Information provided:
+++

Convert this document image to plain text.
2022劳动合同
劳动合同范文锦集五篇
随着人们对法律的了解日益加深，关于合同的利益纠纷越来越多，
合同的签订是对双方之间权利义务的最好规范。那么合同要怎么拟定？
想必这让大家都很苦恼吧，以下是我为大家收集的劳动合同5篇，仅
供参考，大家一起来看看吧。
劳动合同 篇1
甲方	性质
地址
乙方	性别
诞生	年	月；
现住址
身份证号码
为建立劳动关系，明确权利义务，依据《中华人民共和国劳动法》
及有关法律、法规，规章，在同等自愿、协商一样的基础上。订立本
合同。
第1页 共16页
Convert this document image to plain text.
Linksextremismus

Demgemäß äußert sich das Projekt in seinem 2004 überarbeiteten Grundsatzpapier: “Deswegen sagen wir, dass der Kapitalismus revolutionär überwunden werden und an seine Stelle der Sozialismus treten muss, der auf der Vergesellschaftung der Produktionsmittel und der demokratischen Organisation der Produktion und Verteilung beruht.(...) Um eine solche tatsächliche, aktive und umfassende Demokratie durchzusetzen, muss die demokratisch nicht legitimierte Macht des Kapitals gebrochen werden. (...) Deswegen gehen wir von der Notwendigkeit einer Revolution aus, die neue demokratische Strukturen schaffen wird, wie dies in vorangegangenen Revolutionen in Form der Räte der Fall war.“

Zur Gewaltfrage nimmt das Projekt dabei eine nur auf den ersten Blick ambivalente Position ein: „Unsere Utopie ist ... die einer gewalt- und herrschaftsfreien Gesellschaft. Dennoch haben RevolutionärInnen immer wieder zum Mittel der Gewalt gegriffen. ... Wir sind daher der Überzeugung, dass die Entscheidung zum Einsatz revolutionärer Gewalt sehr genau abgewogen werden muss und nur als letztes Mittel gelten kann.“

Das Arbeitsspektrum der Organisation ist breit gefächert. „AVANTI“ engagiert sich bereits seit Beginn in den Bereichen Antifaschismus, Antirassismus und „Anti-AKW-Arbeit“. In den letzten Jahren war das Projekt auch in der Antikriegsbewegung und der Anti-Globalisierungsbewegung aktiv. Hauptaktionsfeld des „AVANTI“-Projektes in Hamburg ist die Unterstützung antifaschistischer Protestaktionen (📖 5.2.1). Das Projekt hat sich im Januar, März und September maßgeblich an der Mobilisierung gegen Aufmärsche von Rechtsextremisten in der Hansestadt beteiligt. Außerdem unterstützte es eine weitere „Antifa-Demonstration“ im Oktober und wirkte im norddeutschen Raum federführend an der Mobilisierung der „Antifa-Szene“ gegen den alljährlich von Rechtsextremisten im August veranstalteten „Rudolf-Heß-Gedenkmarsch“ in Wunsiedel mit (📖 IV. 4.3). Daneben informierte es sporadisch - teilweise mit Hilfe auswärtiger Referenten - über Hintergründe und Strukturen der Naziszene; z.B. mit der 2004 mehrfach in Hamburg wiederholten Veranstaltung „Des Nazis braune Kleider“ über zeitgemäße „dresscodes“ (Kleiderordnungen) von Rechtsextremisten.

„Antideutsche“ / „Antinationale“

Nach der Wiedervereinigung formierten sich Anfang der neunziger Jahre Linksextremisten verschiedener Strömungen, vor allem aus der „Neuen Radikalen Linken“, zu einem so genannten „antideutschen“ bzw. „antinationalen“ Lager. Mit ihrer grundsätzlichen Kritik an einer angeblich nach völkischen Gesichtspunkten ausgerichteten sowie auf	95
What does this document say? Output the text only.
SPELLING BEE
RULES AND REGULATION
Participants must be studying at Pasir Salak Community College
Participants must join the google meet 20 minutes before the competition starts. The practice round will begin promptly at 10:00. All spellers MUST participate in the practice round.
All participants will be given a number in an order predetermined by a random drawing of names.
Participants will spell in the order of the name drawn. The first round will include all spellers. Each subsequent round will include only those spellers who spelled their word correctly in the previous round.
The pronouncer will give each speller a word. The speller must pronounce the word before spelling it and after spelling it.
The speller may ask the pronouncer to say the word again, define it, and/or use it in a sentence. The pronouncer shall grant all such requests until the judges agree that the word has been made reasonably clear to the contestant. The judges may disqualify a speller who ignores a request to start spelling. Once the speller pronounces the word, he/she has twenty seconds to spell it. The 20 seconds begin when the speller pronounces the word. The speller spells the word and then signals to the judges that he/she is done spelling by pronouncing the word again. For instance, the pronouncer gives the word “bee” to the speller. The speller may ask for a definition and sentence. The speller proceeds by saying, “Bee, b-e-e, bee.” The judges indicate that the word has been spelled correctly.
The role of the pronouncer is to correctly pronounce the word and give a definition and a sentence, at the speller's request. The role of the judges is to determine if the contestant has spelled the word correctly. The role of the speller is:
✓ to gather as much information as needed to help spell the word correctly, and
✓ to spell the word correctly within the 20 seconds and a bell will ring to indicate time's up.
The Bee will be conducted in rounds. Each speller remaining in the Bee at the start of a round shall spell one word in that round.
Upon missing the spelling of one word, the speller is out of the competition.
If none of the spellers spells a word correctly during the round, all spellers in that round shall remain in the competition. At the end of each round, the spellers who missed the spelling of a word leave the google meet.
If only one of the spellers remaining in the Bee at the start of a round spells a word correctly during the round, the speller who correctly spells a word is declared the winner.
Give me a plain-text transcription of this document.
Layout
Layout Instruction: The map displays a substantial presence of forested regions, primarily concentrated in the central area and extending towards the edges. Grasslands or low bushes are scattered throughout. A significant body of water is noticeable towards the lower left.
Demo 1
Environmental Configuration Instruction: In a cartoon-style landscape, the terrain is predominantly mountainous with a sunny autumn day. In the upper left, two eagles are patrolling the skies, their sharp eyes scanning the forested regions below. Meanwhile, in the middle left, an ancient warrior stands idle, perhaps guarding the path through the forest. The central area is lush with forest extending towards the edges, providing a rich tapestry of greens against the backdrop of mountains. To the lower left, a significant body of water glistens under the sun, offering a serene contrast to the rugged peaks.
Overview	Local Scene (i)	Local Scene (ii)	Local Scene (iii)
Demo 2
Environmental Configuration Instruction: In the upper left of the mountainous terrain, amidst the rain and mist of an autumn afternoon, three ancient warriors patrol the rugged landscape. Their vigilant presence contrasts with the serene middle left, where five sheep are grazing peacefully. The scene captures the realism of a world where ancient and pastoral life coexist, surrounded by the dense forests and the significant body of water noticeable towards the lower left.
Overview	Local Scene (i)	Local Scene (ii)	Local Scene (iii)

+++

What to do: Please reproduce each record precisely as written.

Result of the exercise:
Convert this document image to plain text.
2022劳动合同
劳动合同范文锦集五篇
随着人们对法律的了解日益加深，关于合同的利益纠纷越来越多，
合同的签订是对双方之间权利义务的最好规范。那么合同要怎么拟定？
想必这让大家都很苦恼吧，以下是我为大家收集的劳动合同5篇，仅
供参考，大家一起来看看吧。
劳动合同 篇1
甲方	性质
地址
乙方	性别
诞生	年	月；
现住址
身份证号码
为建立劳动关系，明确权利义务，依据《中华人民共和国劳动法》
及有关法律、法规，规章，在同等自愿、协商一样的基础上。订立本
合同。
第1页 共16页
Convert this document image to plain text.
Linksextremismus

Demgemäß äußert sich das Projekt in seinem 2004 überarbeiteten Grundsatzpapier: “Deswegen sagen wir, dass der Kapitalismus revolutionär überwunden werden und an seine Stelle der Sozialismus treten muss, der auf der Vergesellschaftung der Produktionsmittel und der demokratischen Organisation der Produktion und Verteilung beruht.(...) Um eine solche tatsächliche, aktive und umfassende Demokratie durchzusetzen, muss die demokratisch nicht legitimierte Macht des Kapitals gebrochen werden. (...) Deswegen gehen wir von der Notwendigkeit einer Revolution aus, die neue demokratische Strukturen schaffen wird, wie dies in vorangegangenen Revolutionen in Form der Räte der Fall war.“

Zur Gewaltfrage nimmt das Projekt dabei eine nur auf den ersten Blick ambivalente Position ein: „Unsere Utopie ist ... die einer gewalt- und herrschaftsfreien Gesellschaft. Dennoch haben RevolutionärInnen immer wieder zum Mittel der Gewalt gegriffen. ... Wir sind daher der Überzeugung, dass die Entscheidung zum Einsatz revolutionärer Gewalt sehr genau abgewogen werden muss und nur als letztes Mittel gelten kann.“

Das Arbeitsspektrum der Organisation ist breit gefächert. „AVANTI“ engagiert sich bereits seit Beginn in den Bereichen Antifaschismus, Antirassismus und „Anti-AKW-Arbeit“. In den letzten Jahren war das Projekt auch in der Antikriegsbewegung und der Anti-Globalisierungsbewegung aktiv. Hauptaktionsfeld des „AVANTI“-Projektes in Hamburg ist die Unterstützung antifaschistischer Protestaktionen (📖 5.2.1). Das Projekt hat sich im Januar, März und September maßgeblich an der Mobilisierung gegen Aufmärsche von Rechtsextremisten in der Hansestadt beteiligt. Außerdem unterstützte es eine weitere „Antifa-Demonstration“ im Oktober und wirkte im norddeutschen Raum federführend an der Mobilisierung der „Antifa-Szene“ gegen den alljährlich von Rechtsextremisten im August veranstalteten „Rudolf-Heß-Gedenkmarsch“ in Wunsiedel mit (📖 IV. 4.3). Daneben informierte es sporadisch - teilweise mit Hilfe auswärtiger Referenten - über Hintergründe und Strukturen der Naziszene; z.B. mit der 2004 mehrfach in Hamburg wiederholten Veranstaltung „Des Nazis braune Kleider“ über zeitgemäße „dresscodes“ (Kleiderordnungen) von Rechtsextremisten.

„Antideutsche“ / „Antinationale“

Nach der Wiedervereinigung formierten sich Anfang der neunziger Jahre Linksextremisten verschiedener Strömungen, vor allem aus der „Neuen Radikalen Linken“, zu einem so genannten „antideutschen“ bzw. „antinationalen“ Lager. Mit ihrer grundsätzlichen Kritik an einer angeblich nach völkischen Gesichtspunkten ausgerichteten sowie auf	95
What does this document say? Output the text only.
SPELLING BEE
RULES AND REGULATION
Participants must be studying at Pasir Salak Community College
Participants must join the google meet 20 minutes before the competition starts. The practice round will begin promptly at 10:00. All spellers MUST participate in the practice round.
All participants will be given a number in an order predetermined by a random drawing of names.
Participants will spell in the order of the name drawn. The first round will include all spellers. Each subsequent round will include only those spellers who spelled their word correctly in the previous round.
The pronouncer will give each speller a word. The speller must pronounce the word before spelling it and after spelling it.
The speller may ask the pronouncer to say the word again, define it, and/or use it in a sentence. The pronouncer shall grant all such requests until the judges agree that the word has been made reasonably clear to the contestant. The judges may disqualify a speller who ignores a request to start spelling. Once the speller pronounces the word, he/she has twenty seconds to spell it. The 20 seconds begin when the speller pronounces the word. The speller spells the word and then signals to the judges that he/she is done spelling by pronouncing the word again. For instance, the pronouncer gives the word “bee” to the speller. The speller may ask for a definition and sentence. The speller proceeds by saying, “Bee, b-e-e, bee.” The judges indicate that the word has been spelled correctly.
The role of the pronouncer is to correctly pronounce the word and give a definition and a sentence, at the speller's request. The role of the judges is to determine if the contestant has spelled the word correctly. The role of the speller is:
✓ to gather as much information as needed to help spell the word correctly, and
✓ to spell the word correctly within the 20 seconds and a bell will ring to indicate time's up.
The Bee will be conducted in rounds. Each speller remaining in the Bee at the start of a round shall spell one word in that round.
Upon missing the spelling of one word, the speller is out of the competition.
If none of the spellers spells a word correctly during the round, all spellers in that round shall remain in the competition. At the end of each round, the spellers who missed the spelling of a word leave the google meet.
If only one of the spellers remaining in the Bee at the start of a round spells a word correctly during the round, the speller who correctly spells a word is declared the winner.
Give me a plain-text transcription of this document.
Layout
Layout Instruction: The map displays a substantial presence of forested regions, primarily concentrated in the central area and extending towards the edges. Grasslands or low bushes are scattered throughout. A significant body of water is noticeable towards the lower left.
Demo 1
Environmental Configuration Instruction: In a cartoon-style landscape, the terrain is predominantly mountainous with a sunny autumn day. In the upper left, two eagles are patrolling the skies, their sharp eyes scanning the forested regions below. Meanwhile, in the middle left, an ancient warrior stands idle, perhaps guarding the path through the forest. The central area is lush with forest extending towards the edges, providing a rich tapestry of greens against the backdrop of mountains. To the lower left, a significant body of water glistens under the sun, offering a serene contrast to the rugged peaks.
Overview	Local Scene (i)	Local Scene (ii)	Local Scene (iii)
Demo 2
Environmental Configuration Instruction: In the upper left of the mountainous terrain, amidst the rain and mist of an autumn afternoon, three ancient warriors patrol the rugged landscape. Their vigilant presence contrasts with the serene middle left, where five sheep are grazing peacefully. The scene captures the realism of a world where ancient and pastoral life coexist, surrounded by the dense forests and the significant body of water noticeable towards the lower left.
Overview	Local Scene (i)	Local Scene (ii)	Local Scene (iii)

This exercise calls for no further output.